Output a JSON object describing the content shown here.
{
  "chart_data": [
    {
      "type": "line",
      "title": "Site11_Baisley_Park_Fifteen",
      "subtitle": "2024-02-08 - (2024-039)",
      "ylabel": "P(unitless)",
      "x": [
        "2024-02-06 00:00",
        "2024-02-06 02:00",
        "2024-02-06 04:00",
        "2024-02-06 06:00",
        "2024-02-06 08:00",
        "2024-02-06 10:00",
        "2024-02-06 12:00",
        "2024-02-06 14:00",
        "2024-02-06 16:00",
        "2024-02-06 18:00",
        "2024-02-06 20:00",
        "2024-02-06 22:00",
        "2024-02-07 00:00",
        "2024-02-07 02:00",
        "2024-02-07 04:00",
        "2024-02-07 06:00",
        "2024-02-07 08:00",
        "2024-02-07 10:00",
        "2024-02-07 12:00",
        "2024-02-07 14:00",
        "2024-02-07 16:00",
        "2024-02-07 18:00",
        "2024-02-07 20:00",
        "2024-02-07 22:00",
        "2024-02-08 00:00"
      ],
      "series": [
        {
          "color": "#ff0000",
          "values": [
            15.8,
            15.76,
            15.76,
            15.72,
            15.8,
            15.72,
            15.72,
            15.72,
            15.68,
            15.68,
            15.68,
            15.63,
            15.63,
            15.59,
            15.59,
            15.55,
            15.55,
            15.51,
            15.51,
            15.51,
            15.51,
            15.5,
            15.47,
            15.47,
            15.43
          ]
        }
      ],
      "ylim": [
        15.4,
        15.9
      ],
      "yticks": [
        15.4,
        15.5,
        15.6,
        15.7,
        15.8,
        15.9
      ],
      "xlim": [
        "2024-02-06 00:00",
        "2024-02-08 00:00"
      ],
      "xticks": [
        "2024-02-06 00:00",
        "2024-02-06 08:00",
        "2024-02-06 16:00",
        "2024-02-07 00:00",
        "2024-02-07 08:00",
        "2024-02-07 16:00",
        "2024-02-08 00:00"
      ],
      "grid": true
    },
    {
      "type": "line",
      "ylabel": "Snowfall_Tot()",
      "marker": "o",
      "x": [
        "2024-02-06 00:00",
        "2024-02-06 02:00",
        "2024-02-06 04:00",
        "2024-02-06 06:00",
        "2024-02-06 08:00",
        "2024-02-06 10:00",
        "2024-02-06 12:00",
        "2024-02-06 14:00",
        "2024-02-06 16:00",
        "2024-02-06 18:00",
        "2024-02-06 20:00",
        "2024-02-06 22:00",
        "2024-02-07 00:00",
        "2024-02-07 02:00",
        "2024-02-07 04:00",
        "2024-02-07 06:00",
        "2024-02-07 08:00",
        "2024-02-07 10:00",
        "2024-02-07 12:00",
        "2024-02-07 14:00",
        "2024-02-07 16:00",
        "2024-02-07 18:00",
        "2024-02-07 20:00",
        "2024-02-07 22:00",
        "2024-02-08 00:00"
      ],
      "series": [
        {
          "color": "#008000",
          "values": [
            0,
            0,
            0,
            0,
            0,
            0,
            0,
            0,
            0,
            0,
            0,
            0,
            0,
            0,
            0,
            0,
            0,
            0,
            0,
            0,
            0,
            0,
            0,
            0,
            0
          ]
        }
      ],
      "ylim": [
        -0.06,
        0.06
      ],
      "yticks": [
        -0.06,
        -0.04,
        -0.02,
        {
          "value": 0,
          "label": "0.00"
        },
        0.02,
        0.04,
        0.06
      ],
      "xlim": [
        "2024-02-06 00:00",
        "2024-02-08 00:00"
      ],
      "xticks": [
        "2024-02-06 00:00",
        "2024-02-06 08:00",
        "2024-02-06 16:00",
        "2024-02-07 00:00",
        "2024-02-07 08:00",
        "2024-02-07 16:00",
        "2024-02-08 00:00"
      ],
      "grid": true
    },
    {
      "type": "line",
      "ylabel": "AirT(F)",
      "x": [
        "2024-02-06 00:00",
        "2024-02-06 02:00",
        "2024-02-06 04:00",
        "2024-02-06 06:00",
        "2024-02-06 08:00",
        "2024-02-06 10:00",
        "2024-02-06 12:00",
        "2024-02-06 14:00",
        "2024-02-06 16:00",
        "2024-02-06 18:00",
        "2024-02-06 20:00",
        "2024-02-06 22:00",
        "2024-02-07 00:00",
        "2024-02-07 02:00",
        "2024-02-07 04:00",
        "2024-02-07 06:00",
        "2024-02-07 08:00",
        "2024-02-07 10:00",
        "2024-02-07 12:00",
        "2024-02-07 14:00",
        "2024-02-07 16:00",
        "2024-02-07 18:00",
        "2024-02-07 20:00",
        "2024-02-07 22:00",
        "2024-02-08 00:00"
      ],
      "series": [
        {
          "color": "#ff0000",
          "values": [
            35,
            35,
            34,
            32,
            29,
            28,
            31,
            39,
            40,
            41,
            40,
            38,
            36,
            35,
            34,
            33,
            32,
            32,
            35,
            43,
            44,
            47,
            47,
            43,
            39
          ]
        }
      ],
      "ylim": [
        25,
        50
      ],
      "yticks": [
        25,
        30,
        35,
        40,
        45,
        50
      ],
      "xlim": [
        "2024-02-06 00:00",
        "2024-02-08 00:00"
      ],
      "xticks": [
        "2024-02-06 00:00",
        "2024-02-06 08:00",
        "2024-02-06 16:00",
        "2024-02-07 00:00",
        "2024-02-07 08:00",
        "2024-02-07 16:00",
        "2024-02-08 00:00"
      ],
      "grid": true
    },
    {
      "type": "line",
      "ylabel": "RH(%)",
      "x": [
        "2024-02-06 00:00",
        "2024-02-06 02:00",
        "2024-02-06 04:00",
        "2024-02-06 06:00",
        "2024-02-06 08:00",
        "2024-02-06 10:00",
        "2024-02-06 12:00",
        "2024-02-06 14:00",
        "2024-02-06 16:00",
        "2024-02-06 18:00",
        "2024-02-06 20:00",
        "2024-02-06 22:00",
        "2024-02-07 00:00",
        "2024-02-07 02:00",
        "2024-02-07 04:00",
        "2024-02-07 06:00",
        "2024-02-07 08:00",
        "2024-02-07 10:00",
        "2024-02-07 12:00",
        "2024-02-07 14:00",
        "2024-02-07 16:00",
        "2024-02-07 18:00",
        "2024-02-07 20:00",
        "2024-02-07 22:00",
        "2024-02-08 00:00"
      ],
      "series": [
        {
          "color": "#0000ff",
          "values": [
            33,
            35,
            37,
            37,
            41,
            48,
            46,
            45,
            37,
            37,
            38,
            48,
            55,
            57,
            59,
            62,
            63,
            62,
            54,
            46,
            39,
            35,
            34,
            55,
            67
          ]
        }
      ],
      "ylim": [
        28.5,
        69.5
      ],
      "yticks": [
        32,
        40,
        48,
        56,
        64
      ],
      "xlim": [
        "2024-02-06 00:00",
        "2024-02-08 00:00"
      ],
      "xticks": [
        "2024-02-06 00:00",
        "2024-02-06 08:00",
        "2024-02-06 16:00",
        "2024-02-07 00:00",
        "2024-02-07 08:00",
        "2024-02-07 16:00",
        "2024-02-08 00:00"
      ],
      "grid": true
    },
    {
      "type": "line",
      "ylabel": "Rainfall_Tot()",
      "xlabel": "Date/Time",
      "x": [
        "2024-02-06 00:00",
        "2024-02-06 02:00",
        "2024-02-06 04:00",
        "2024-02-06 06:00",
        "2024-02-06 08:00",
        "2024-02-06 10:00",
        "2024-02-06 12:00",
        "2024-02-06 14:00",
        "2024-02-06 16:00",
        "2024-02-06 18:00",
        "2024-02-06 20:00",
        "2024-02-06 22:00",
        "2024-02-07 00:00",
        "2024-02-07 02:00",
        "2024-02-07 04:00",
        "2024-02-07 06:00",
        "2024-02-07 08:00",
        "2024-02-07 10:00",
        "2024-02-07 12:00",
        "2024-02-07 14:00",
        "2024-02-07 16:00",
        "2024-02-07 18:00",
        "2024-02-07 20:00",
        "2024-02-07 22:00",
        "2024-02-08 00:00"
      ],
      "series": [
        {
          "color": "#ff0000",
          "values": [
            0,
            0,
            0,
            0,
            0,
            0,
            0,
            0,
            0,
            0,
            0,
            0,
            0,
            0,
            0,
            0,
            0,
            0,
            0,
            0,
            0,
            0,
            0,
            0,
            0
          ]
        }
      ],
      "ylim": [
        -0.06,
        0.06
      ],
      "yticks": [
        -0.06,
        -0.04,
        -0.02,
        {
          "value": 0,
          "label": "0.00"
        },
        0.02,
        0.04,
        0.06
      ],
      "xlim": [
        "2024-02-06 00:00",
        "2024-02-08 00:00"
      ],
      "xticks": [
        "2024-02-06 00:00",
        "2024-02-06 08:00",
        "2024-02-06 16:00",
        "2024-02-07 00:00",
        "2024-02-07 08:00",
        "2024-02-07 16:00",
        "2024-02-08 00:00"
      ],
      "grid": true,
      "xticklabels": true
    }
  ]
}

=======

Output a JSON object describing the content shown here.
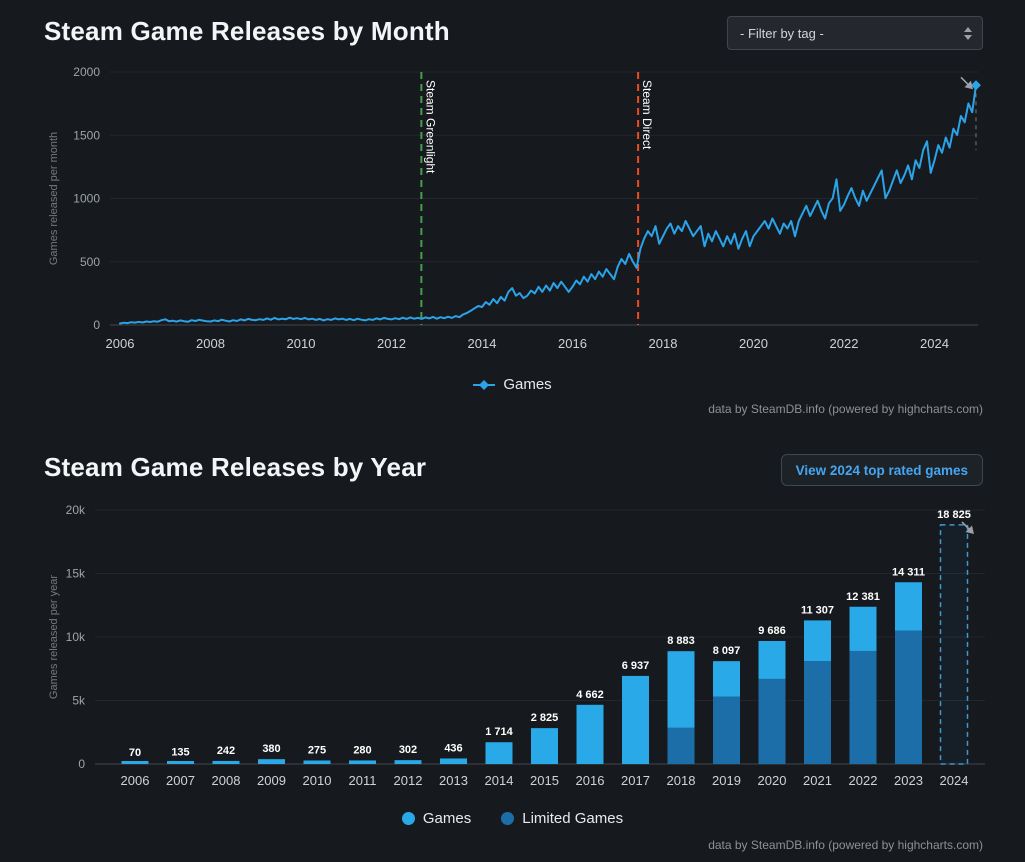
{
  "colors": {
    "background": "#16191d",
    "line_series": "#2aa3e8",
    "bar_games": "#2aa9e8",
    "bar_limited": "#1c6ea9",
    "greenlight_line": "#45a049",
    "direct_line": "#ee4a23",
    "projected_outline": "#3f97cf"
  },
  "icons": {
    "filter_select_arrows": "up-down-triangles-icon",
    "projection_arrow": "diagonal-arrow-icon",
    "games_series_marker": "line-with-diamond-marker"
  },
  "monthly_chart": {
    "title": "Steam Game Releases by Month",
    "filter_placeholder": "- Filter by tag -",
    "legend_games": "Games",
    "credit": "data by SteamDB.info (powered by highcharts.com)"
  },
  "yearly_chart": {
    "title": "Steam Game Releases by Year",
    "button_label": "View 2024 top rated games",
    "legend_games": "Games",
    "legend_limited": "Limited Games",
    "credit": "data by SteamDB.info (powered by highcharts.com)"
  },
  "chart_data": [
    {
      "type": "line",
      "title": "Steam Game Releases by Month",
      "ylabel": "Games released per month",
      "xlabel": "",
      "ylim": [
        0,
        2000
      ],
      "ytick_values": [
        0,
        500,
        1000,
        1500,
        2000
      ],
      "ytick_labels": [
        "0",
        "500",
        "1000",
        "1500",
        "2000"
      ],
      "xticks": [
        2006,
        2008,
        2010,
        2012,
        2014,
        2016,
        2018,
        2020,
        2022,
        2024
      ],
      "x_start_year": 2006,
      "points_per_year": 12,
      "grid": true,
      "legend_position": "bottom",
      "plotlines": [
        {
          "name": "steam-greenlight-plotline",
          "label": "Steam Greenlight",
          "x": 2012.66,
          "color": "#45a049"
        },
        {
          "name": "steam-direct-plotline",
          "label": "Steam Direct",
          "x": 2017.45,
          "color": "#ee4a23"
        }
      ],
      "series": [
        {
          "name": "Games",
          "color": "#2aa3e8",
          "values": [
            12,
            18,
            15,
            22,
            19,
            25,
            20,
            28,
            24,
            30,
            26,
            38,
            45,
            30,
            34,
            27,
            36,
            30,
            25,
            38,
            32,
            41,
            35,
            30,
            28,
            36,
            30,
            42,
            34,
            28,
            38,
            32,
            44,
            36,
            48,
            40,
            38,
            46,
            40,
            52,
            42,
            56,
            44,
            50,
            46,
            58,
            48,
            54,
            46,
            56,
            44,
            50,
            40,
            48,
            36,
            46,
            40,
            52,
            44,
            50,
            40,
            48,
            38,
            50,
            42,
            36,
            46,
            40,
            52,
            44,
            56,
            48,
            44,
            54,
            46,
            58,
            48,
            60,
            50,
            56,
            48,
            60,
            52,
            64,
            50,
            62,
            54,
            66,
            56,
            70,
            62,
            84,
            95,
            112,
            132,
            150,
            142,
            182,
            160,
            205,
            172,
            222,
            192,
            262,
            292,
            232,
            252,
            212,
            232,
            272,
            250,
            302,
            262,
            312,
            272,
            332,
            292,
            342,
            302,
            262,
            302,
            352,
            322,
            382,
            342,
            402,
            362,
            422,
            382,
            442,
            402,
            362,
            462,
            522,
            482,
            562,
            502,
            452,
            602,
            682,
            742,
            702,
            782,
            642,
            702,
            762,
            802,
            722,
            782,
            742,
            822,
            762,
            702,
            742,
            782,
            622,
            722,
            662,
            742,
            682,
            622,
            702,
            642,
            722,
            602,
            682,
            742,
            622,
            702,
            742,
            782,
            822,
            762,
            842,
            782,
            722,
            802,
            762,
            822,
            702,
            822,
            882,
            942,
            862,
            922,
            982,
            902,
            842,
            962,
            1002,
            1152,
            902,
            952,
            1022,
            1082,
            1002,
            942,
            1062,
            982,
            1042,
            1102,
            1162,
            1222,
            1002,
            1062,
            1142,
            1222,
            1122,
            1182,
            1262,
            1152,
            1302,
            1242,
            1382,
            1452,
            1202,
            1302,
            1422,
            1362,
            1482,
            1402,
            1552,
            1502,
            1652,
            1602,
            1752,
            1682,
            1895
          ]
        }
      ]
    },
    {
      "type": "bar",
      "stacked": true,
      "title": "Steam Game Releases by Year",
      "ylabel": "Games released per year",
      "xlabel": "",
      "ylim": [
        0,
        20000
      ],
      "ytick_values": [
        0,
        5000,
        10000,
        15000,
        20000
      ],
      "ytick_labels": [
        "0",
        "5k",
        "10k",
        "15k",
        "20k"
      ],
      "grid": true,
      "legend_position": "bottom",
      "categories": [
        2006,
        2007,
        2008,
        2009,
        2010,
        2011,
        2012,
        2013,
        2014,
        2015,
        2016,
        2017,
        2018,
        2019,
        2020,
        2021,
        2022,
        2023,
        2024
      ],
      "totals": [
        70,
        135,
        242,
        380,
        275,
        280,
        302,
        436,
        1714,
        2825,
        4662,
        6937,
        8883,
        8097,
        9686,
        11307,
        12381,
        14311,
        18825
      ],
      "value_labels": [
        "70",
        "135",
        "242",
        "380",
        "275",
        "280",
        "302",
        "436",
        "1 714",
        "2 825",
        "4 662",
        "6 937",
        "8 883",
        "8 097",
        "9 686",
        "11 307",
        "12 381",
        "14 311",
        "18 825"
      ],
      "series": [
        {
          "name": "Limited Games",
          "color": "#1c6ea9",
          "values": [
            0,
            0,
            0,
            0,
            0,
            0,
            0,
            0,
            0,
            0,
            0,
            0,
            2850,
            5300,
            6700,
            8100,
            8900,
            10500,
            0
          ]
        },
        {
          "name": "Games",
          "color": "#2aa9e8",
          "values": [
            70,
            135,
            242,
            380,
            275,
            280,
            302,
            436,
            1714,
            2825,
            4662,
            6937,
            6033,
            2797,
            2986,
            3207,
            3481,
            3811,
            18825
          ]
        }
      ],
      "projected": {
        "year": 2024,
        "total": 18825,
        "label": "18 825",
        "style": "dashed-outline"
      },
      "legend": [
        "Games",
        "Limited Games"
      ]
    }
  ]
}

=======

## What the exercise asks
Which lines include the word "marker"? List them all.

## Correct answer
      "marker": "o",
    "games_series_marker": "line-with-diamond-marker"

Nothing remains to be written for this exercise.